WHAT THIS TASK INVOLVES => Write out every record in full, exactly as written, please.

Records contained in a dataset:

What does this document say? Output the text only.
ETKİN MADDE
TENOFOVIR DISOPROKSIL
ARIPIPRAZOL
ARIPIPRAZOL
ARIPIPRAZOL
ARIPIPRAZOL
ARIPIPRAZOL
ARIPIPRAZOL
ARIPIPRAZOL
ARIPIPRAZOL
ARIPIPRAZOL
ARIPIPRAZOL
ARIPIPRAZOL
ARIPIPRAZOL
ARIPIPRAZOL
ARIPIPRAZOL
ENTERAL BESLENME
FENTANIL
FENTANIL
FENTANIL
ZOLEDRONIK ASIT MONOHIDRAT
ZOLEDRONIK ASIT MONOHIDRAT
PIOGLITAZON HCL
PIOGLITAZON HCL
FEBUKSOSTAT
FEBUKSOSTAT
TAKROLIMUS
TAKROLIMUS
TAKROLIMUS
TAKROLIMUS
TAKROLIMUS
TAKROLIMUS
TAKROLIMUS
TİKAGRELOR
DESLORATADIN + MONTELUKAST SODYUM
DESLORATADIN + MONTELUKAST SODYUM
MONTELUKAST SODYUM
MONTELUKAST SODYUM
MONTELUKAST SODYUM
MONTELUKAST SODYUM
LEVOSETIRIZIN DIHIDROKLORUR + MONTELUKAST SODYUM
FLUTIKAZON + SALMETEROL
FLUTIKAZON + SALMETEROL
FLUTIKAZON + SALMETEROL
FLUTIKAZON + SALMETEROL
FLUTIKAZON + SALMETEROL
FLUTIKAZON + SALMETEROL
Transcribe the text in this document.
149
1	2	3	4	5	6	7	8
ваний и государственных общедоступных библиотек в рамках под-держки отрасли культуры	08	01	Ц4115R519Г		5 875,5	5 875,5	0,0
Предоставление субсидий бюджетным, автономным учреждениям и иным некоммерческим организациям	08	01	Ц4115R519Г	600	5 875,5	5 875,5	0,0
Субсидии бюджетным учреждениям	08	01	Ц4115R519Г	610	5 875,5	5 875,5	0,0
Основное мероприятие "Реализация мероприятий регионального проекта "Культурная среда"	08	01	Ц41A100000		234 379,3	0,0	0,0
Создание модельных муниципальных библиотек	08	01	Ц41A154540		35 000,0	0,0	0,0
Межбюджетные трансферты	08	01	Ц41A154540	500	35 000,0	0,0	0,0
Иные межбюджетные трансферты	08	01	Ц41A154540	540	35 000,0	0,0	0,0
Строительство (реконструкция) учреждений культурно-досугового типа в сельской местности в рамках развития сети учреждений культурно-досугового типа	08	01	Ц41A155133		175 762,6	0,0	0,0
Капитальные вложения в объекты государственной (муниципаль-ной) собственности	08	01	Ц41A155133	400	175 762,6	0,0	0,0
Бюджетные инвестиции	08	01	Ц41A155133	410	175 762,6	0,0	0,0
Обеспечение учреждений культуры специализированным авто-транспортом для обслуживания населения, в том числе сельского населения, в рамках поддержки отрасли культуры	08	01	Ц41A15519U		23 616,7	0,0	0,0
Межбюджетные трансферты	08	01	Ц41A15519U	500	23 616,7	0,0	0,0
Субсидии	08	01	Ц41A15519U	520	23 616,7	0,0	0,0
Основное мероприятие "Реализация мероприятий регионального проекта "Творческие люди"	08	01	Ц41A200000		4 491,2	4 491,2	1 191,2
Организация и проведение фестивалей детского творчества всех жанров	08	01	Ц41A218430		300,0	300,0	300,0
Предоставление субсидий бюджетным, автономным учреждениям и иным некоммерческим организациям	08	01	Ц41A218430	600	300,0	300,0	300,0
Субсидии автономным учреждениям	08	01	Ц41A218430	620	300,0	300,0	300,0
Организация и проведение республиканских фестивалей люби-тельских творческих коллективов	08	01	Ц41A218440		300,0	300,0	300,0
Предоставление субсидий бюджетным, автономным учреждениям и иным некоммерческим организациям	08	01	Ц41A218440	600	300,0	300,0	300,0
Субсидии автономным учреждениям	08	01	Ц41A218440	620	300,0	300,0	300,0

RESULT OF THIS TASK =>
What does this document say? Output the text only.
ETKİN MADDE
TENOFOVIR DISOPROKSIL
ARIPIPRAZOL
ARIPIPRAZOL
ARIPIPRAZOL
ARIPIPRAZOL
ARIPIPRAZOL
ARIPIPRAZOL
ARIPIPRAZOL
ARIPIPRAZOL
ARIPIPRAZOL
ARIPIPRAZOL
ARIPIPRAZOL
ARIPIPRAZOL
ARIPIPRAZOL
ARIPIPRAZOL
ENTERAL BESLENME
FENTANIL
FENTANIL
FENTANIL
ZOLEDRONIK ASIT MONOHIDRAT
ZOLEDRONIK ASIT MONOHIDRAT
PIOGLITAZON HCL
PIOGLITAZON HCL
FEBUKSOSTAT
FEBUKSOSTAT
TAKROLIMUS
TAKROLIMUS
TAKROLIMUS
TAKROLIMUS
TAKROLIMUS
TAKROLIMUS
TAKROLIMUS
TİKAGRELOR
DESLORATADIN + MONTELUKAST SODYUM
DESLORATADIN + MONTELUKAST SODYUM
MONTELUKAST SODYUM
MONTELUKAST SODYUM
MONTELUKAST SODYUM
MONTELUKAST SODYUM
LEVOSETIRIZIN DIHIDROKLORUR + MONTELUKAST SODYUM
FLUTIKAZON + SALMETEROL
FLUTIKAZON + SALMETEROL
FLUTIKAZON + SALMETEROL
FLUTIKAZON + SALMETEROL
FLUTIKAZON + SALMETEROL
FLUTIKAZON + SALMETEROL
Transcribe the text in this document.
149
1	2	3	4	5	6	7	8
ваний и государственных общедоступных библиотек в рамках под-держки отрасли культуры	08	01	Ц4115R519Г		5 875,5	5 875,5	0,0
Предоставление субсидий бюджетным, автономным учреждениям и иным некоммерческим организациям	08	01	Ц4115R519Г	600	5 875,5	5 875,5	0,0
Субсидии бюджетным учреждениям	08	01	Ц4115R519Г	610	5 875,5	5 875,5	0,0
Основное мероприятие "Реализация мероприятий регионального проекта "Культурная среда"	08	01	Ц41A100000		234 379,3	0,0	0,0
Создание модельных муниципальных библиотек	08	01	Ц41A154540		35 000,0	0,0	0,0
Межбюджетные трансферты	08	01	Ц41A154540	500	35 000,0	0,0	0,0
Иные межбюджетные трансферты	08	01	Ц41A154540	540	35 000,0	0,0	0,0
Строительство (реконструкция) учреждений культурно-досугового типа в сельской местности в рамках развития сети учреждений культурно-досугового типа	08	01	Ц41A155133		175 762,6	0,0	0,0
Капитальные вложения в объекты государственной (муниципаль-ной) собственности	08	01	Ц41A155133	400	175 762,6	0,0	0,0
Бюджетные инвестиции	08	01	Ц41A155133	410	175 762,6	0,0	0,0
Обеспечение учреждений культуры специализированным авто-транспортом для обслуживания населения, в том числе сельского населения, в рамках поддержки отрасли культуры	08	01	Ц41A15519U		23 616,7	0,0	0,0
Межбюджетные трансферты	08	01	Ц41A15519U	500	23 616,7	0,0	0,0
Субсидии	08	01	Ц41A15519U	520	23 616,7	0,0	0,0
Основное мероприятие "Реализация мероприятий регионального проекта "Творческие люди"	08	01	Ц41A200000		4 491,2	4 491,2	1 191,2
Организация и проведение фестивалей детского творчества всех жанров	08	01	Ц41A218430		300,0	300,0	300,0
Предоставление субсидий бюджетным, автономным учреждениям и иным некоммерческим организациям	08	01	Ц41A218430	600	300,0	300,0	300,0
Субсидии автономным учреждениям	08	01	Ц41A218430	620	300,0	300,0	300,0
Организация и проведение республиканских фестивалей люби-тельских творческих коллективов	08	01	Ц41A218440		300,0	300,0	300,0
Предоставление субсидий бюджетным, автономным учреждениям и иным некоммерческим организациям	08	01	Ц41A218440	600	300,0	300,0	300,0
Субсидии автономным учреждениям	08	01	Ц41A218440	620	300,0	300,0	300,0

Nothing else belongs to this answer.